-- START --

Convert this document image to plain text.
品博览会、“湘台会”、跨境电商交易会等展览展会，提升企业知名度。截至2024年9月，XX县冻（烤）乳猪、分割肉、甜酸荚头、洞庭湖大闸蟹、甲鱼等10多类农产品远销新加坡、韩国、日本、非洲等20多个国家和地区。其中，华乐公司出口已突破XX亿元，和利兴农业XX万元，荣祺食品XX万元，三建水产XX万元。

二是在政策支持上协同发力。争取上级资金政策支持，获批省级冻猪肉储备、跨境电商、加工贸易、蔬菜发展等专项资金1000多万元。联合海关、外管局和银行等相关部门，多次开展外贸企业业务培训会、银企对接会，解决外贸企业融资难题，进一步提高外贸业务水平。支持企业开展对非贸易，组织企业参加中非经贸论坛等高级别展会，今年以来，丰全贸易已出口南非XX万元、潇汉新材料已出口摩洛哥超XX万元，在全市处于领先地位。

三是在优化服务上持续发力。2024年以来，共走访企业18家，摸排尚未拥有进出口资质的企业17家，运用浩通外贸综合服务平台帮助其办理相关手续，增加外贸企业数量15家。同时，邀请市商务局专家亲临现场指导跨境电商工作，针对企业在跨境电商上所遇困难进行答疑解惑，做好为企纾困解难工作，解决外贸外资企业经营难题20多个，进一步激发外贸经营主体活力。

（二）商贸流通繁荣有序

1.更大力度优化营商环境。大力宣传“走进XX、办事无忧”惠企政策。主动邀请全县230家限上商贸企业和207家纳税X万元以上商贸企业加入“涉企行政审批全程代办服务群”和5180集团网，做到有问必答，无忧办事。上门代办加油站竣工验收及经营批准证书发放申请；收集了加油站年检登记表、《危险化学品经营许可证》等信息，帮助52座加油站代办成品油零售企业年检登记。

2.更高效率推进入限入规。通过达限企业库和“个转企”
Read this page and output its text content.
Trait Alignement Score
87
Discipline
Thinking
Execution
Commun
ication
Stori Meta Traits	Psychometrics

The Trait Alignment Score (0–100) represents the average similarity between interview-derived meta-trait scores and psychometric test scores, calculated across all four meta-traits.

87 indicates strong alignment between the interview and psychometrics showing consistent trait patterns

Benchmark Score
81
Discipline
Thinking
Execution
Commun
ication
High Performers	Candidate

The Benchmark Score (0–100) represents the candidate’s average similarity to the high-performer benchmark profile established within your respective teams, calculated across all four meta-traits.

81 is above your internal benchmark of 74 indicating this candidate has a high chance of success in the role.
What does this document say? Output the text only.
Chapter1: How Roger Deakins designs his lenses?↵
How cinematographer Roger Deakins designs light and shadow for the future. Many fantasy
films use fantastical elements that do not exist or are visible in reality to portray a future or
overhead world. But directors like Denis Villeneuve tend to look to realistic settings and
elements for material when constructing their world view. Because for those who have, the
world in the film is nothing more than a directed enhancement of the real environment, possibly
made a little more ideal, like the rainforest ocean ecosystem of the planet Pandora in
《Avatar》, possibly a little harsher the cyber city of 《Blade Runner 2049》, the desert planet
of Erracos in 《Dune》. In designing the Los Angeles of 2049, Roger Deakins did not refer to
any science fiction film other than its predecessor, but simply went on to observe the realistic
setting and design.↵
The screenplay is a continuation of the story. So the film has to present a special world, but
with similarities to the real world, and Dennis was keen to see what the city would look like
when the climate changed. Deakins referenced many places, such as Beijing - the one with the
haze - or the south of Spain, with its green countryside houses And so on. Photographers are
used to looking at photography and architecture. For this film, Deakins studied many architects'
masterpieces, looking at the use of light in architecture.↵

-- END --

# Stated problem:
From the entries above, extract each line containing "like".

# Expected answer:
overhead world. But directors like Denis Villeneuve tend to look to realistic settings and
made a little more ideal, like the rainforest ocean ecosystem of the planet Pandora in
with similarities to the real world, and Dennis was keen to see what the city would look like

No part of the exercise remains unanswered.